INSTRUCTIONS FOR THE TASK: Write every record out again exactly, and keep images out of it.

DATASET CONTENT:
────────────────
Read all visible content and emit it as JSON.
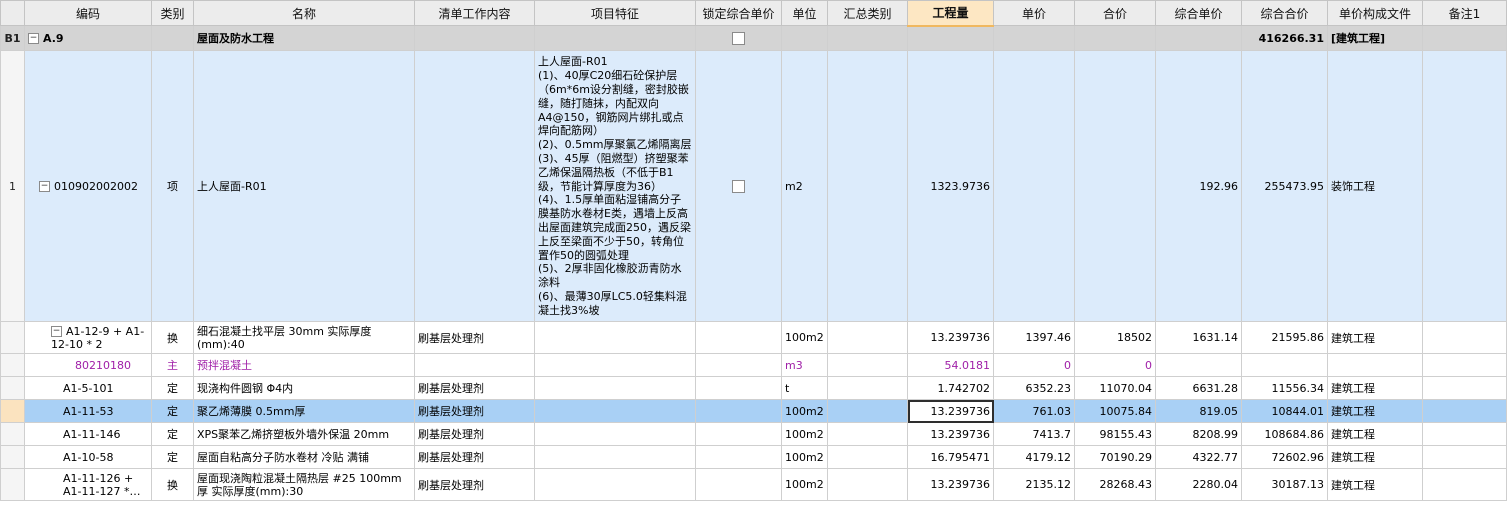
{
  "columns": [
    "编码",
    "类别",
    "名称",
    "清单工作内容",
    "项目特征",
    "锁定综合单价",
    "单位",
    "汇总类别",
    "工程量",
    "单价",
    "合价",
    "综合单价",
    "综合合价",
    "单价构成文件",
    "备注1"
  ],
  "section": {
    "rowno": "B1",
    "code": "A.9",
    "name": "屋面及防水工程",
    "total": "416266.31",
    "file": "[建筑工程]"
  },
  "main_item": {
    "rowno": "1",
    "code": "010902002002",
    "type": "项",
    "name": "上人屋面-R01",
    "features": "上人屋面-R01\n(1)、40厚C20细石砼保护层（6m*6m设分割缝，密封胶嵌缝，随打随抹，内配双向A4@150，钢筋网片绑扎或点焊向配筋网）\n(2)、0.5mm厚聚氯乙烯隔离层\n(3)、45厚（阻燃型）挤塑聚苯乙烯保温隔热板（不低于B1级，节能计算厚度为36）\n(4)、1.5厚单面粘湿铺高分子膜基防水卷材E类，遇墙上反高出屋面建筑完成面250，遇反梁上反至梁面不少于50，转角位置作50的圆弧处理\n(5)、2厚非固化橡胶沥青防水涂料\n(6)、最薄30厚LC5.0轻集料混凝土找3%坡",
    "unit": "m2",
    "qty": "1323.9736",
    "comp_price": "192.96",
    "comp_total": "255473.95",
    "file": "装饰工程"
  },
  "sub_rows": [
    {
      "code": "A1-12-9 + A1-12-10 * 2",
      "type": "换",
      "name": "细石混凝土找平层 30mm  实际厚度(mm):40",
      "work": "刷基层处理剂",
      "unit": "100m2",
      "qty": "13.239736",
      "price": "1397.46",
      "total": "18502",
      "comp_price": "1631.14",
      "comp_total": "21595.86",
      "file": "建筑工程"
    },
    {
      "code": "80210180",
      "type": "主",
      "name": "预拌混凝土",
      "work": "",
      "unit": "m3",
      "qty": "54.0181",
      "price": "0",
      "total": "0",
      "comp_price": "",
      "comp_total": "",
      "file": ""
    },
    {
      "code": "A1-5-101",
      "type": "定",
      "name": "现浇构件圆钢 Φ4内",
      "work": "刷基层处理剂",
      "unit": "t",
      "qty": "1.742702",
      "price": "6352.23",
      "total": "11070.04",
      "comp_price": "6631.28",
      "comp_total": "11556.34",
      "file": "建筑工程"
    },
    {
      "code": "A1-11-53",
      "type": "定",
      "name": "聚乙烯薄膜 0.5mm厚",
      "work": "刷基层处理剂",
      "unit": "100m2",
      "qty": "13.239736",
      "price": "761.03",
      "total": "10075.84",
      "comp_price": "819.05",
      "comp_total": "10844.01",
      "file": "建筑工程"
    },
    {
      "code": "A1-11-146",
      "type": "定",
      "name": "XPS聚苯乙烯挤塑板外墙外保温 20mm",
      "work": "刷基层处理剂",
      "unit": "100m2",
      "qty": "13.239736",
      "price": "7413.7",
      "total": "98155.43",
      "comp_price": "8208.99",
      "comp_total": "108684.86",
      "file": "建筑工程"
    },
    {
      "code": "A1-10-58",
      "type": "定",
      "name": "屋面自粘高分子防水卷材 冷贴 满铺",
      "work": "刷基层处理剂",
      "unit": "100m2",
      "qty": "16.795471",
      "price": "4179.12",
      "total": "70190.29",
      "comp_price": "4322.77",
      "comp_total": "72602.96",
      "file": "建筑工程"
    },
    {
      "code": "A1-11-126 + A1-11-127 *…",
      "type": "换",
      "name": "屋面现浇陶粒混凝土隔热层 #25 100mm厚  实际厚度(mm):30",
      "work": "刷基层处理剂",
      "unit": "100m2",
      "qty": "13.239736",
      "price": "2135.12",
      "total": "28268.43",
      "comp_price": "2280.04",
      "comp_total": "30187.13",
      "file": "建筑工程"
    }
  ],
  "icons": {
    "expanded": "minus-square-icon",
    "checkbox": "checkbox-icon"
  }
}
────────────────
COMPLETE ANSWER:
Read all visible content and emit it as JSON.
{
  "columns": [
    "编码",
    "类别",
    "名称",
    "清单工作内容",
    "项目特征",
    "锁定综合单价",
    "单位",
    "汇总类别",
    "工程量",
    "单价",
    "合价",
    "综合单价",
    "综合合价",
    "单价构成文件",
    "备注1"
  ],
  "section": {
    "rowno": "B1",
    "code": "A.9",
    "name": "屋面及防水工程",
    "total": "416266.31",
    "file": "[建筑工程]"
  },
  "main_item": {
    "rowno": "1",
    "code": "010902002002",
    "type": "项",
    "name": "上人屋面-R01",
    "features": "上人屋面-R01\n(1)、40厚C20细石砼保护层（6m*6m设分割缝，密封胶嵌缝，随打随抹，内配双向A4@150，钢筋网片绑扎或点焊向配筋网）\n(2)、0.5mm厚聚氯乙烯隔离层\n(3)、45厚（阻燃型）挤塑聚苯乙烯保温隔热板（不低于B1级，节能计算厚度为36）\n(4)、1.5厚单面粘湿铺高分子膜基防水卷材E类，遇墙上反高出屋面建筑完成面250，遇反梁上反至梁面不少于50，转角位置作50的圆弧处理\n(5)、2厚非固化橡胶沥青防水涂料\n(6)、最薄30厚LC5.0轻集料混凝土找3%坡",
    "unit": "m2",
    "qty": "1323.9736",
    "comp_price": "192.96",
    "comp_total": "255473.95",
    "file": "装饰工程"
  },
  "sub_rows": [
    {
      "code": "A1-12-9 + A1-12-10 * 2",
      "type": "换",
      "name": "细石混凝土找平层 30mm  实际厚度(mm):40",
      "work": "刷基层处理剂",
      "unit": "100m2",
      "qty": "13.239736",
      "price": "1397.46",
      "total": "18502",
      "comp_price": "1631.14",
      "comp_total": "21595.86",
      "file": "建筑工程"
    },
    {
      "code": "80210180",
      "type": "主",
      "name": "预拌混凝土",
      "work": "",
      "unit": "m3",
      "qty": "54.0181",
      "price": "0",
      "total": "0",
      "comp_price": "",
      "comp_total": "",
      "file": ""
    },
    {
      "code": "A1-5-101",
      "type": "定",
      "name": "现浇构件圆钢 Φ4内",
      "work": "刷基层处理剂",
      "unit": "t",
      "qty": "1.742702",
      "price": "6352.23",
      "total": "11070.04",
      "comp_price": "6631.28",
      "comp_total": "11556.34",
      "file": "建筑工程"
    },
    {
      "code": "A1-11-53",
      "type": "定",
      "name": "聚乙烯薄膜 0.5mm厚",
      "work": "刷基层处理剂",
      "unit": "100m2",
      "qty": "13.239736",
      "price": "761.03",
      "total": "10075.84",
      "comp_price": "819.05",
      "comp_total": "10844.01",
      "file": "建筑工程"
    },
    {
      "code": "A1-11-146",
      "type": "定",
      "name": "XPS聚苯乙烯挤塑板外墙外保温 20mm",
      "work": "刷基层处理剂",
      "unit": "100m2",
      "qty": "13.239736",
      "price": "7413.7",
      "total": "98155.43",
      "comp_price": "8208.99",
      "comp_total": "108684.86",
      "file": "建筑工程"
    },
    {
      "code": "A1-10-58",
      "type": "定",
      "name": "屋面自粘高分子防水卷材 冷贴 满铺",
      "work": "刷基层处理剂",
      "unit": "100m2",
      "qty": "16.795471",
      "price": "4179.12",
      "total": "70190.29",
      "comp_price": "4322.77",
      "comp_total": "72602.96",
      "file": "建筑工程"
    },
    {
      "code": "A1-11-126 + A1-11-127 *…",
      "type": "换",
      "name": "屋面现浇陶粒混凝土隔热层 #25 100mm厚  实际厚度(mm):30",
      "work": "刷基层处理剂",
      "unit": "100m2",
      "qty": "13.239736",
      "price": "2135.12",
      "total": "28268.43",
      "comp_price": "2280.04",
      "comp_total": "30187.13",
      "file": "建筑工程"
    }
  ],
  "icons": {
    "expanded": "minus-square-icon",
    "checkbox": "checkbox-icon"
  }
}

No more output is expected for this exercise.